Images are not part of the copy; transcribe all the data exactly.

#####

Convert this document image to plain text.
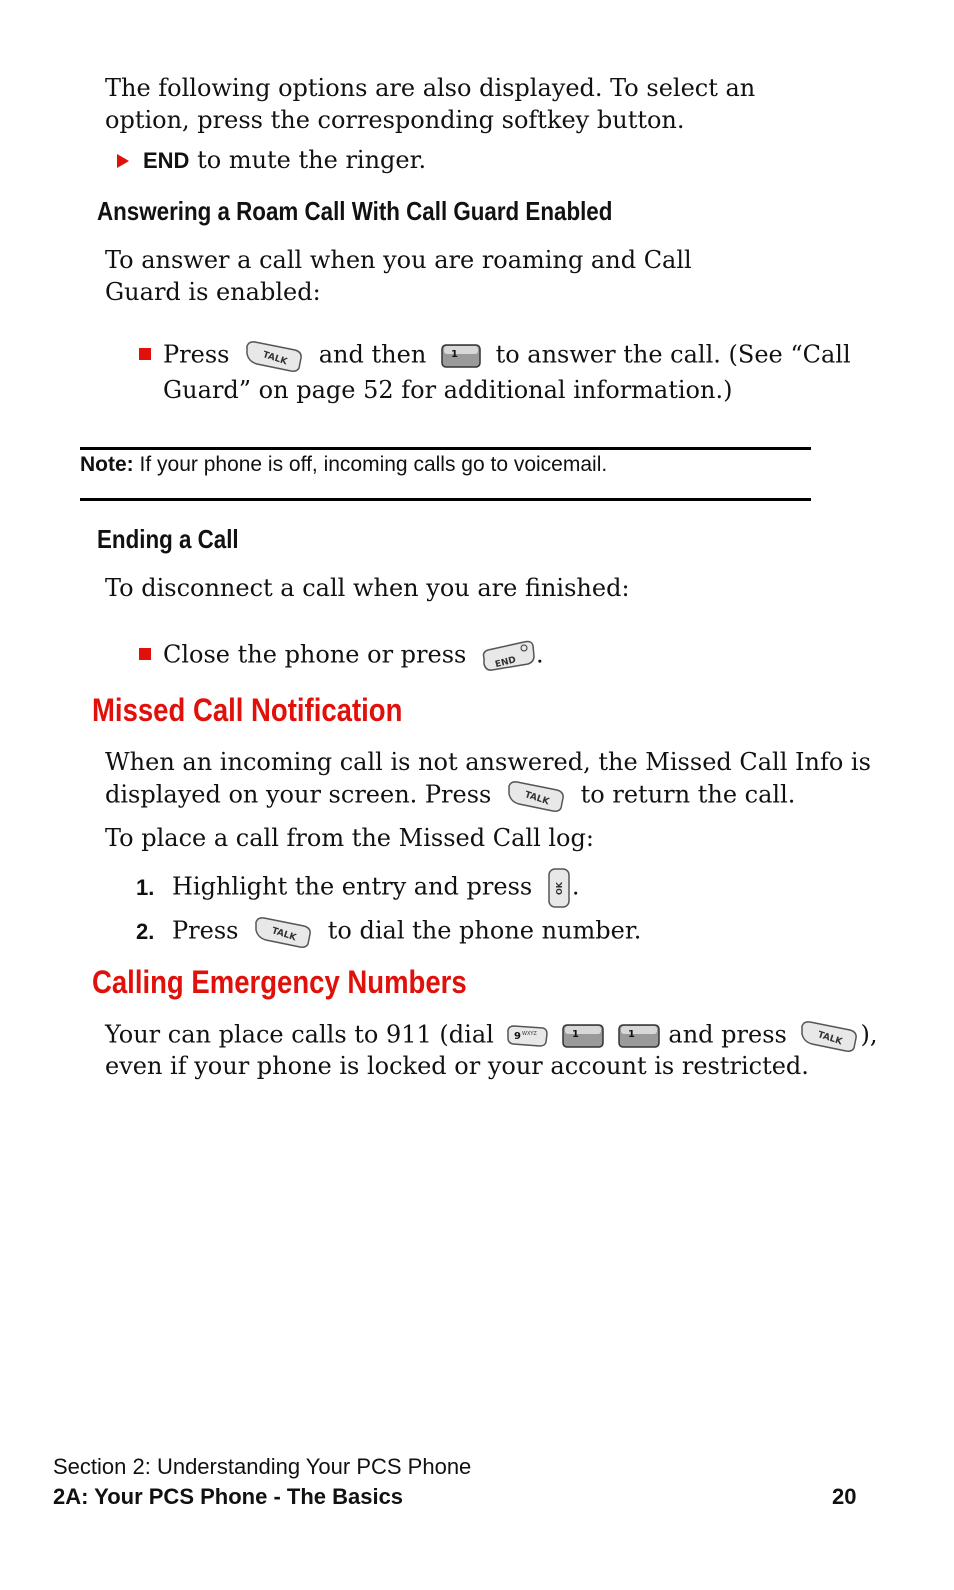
The following options are also displayed. To select an option, press the corresponding softkey button.
END to mute the ringer.
Answering a Roam Call With Call Guard Enabled
To answer a call when you are roaming and Call Guard is enabled:
Press	TALK and then 1 to answer the call. (See “Call
Guard” on page 52 for additional information.)
Note: If your phone is off, incoming calls go to voicemail.
Ending a Call
To disconnect a call when you are finished:
Close the phone or press	END .
Missed Call Notification
When an incoming call is not answered, the Missed Call Info is
displayed on your screen. Press	TALK to return the call.
To place a call from the Missed Call log:
1. Highlight the entry and press	OK .
2. Press	TALK to dial the phone number.
Calling Emergency Numbers
Your can place calls to 911 (dial 9 WXYZ
	1
	1 and press	TALK ),
even if your phone is locked or your account is restricted.
Section 2: Understanding Your PCS Phone
2A: Your PCS Phone - The Basics	20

#####

WRITTEN SOLUTION
Convert this document image to plain text.
The following options are also displayed. To select an option, press the corresponding softkey button.
END to mute the ringer.
Answering a Roam Call With Call Guard Enabled
To answer a call when you are roaming and Call Guard is enabled:
Press	TALK and then 1 to answer the call. (See “Call
Guard” on page 52 for additional information.)
Note: If your phone is off, incoming calls go to voicemail.
Ending a Call
To disconnect a call when you are finished:
Close the phone or press	END .
Missed Call Notification
When an incoming call is not answered, the Missed Call Info is
displayed on your screen. Press	TALK to return the call.
To place a call from the Missed Call log:
1. Highlight the entry and press	OK .
2. Press	TALK to dial the phone number.
Calling Emergency Numbers
Your can place calls to 911 (dial 9 WXYZ
	1
	1 and press	TALK ),
even if your phone is locked or your account is restricted.
Section 2: Understanding Your PCS Phone
2A: Your PCS Phone - The Basics	20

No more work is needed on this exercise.